* GIVEN RECORDS
--- begin ---

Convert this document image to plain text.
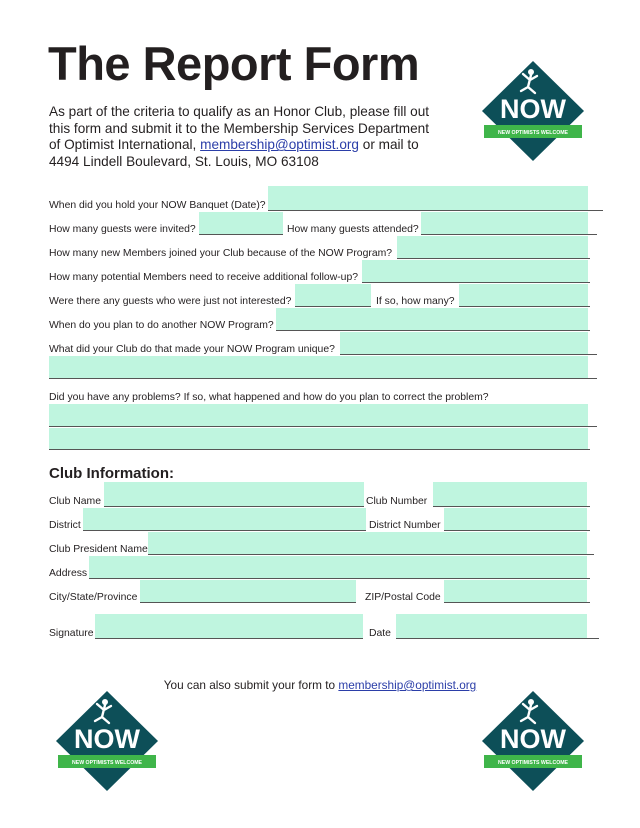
The Report Form
As part of the criteria to qualify as an Honor Club, please fill out
this form and submit it to the Membership Services Department
of Optimist International, membership@optimist.org or mail to
4494 Lindell Boulevard, St. Louis, MO 63108
NOW
NEW OPTIMISTS WELCOME
NOW
NEW OPTIMISTS WELCOME
NOW
NEW OPTIMISTS WELCOME
When did you hold your NOW Banquet (Date)?
How many guests were invited?	How many guests attended?
How many new Members joined your Club because of the NOW Program?
How many potential Members need to receive additional follow-up?
Were there any guests who were just not interested?	If so, how many?
When do you plan to do another NOW Program?
What did your Club do that made your NOW Program unique?
Did you have any problems? If so, what happened and how do you plan to correct the problem?
Club Information:
Club Name	Club Number
District	District Number
Club President Name
Address
City/State/Province	ZIP/Postal Code
Signature	Date
You can also submit your form to membership@optimist.org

--- end ---

* THE PROBLEM
Reproduce all the records verbatim, excluding images.

* EXERCISE RESULT
Convert this document image to plain text.
The Report Form
As part of the criteria to qualify as an Honor Club, please fill out
this form and submit it to the Membership Services Department
of Optimist International, membership@optimist.org or mail to
4494 Lindell Boulevard, St. Louis, MO 63108
NOW
NEW OPTIMISTS WELCOME
NOW
NEW OPTIMISTS WELCOME
NOW
NEW OPTIMISTS WELCOME
When did you hold your NOW Banquet (Date)?
How many guests were invited?	How many guests attended?
How many new Members joined your Club because of the NOW Program?
How many potential Members need to receive additional follow-up?
Were there any guests who were just not interested?	If so, how many?
When do you plan to do another NOW Program?
What did your Club do that made your NOW Program unique?
Did you have any problems? If so, what happened and how do you plan to correct the problem?
Club Information:
Club Name	Club Number
District	District Number
Club President Name
Address
City/State/Province	ZIP/Postal Code
Signature	Date
You can also submit your form to membership@optimist.org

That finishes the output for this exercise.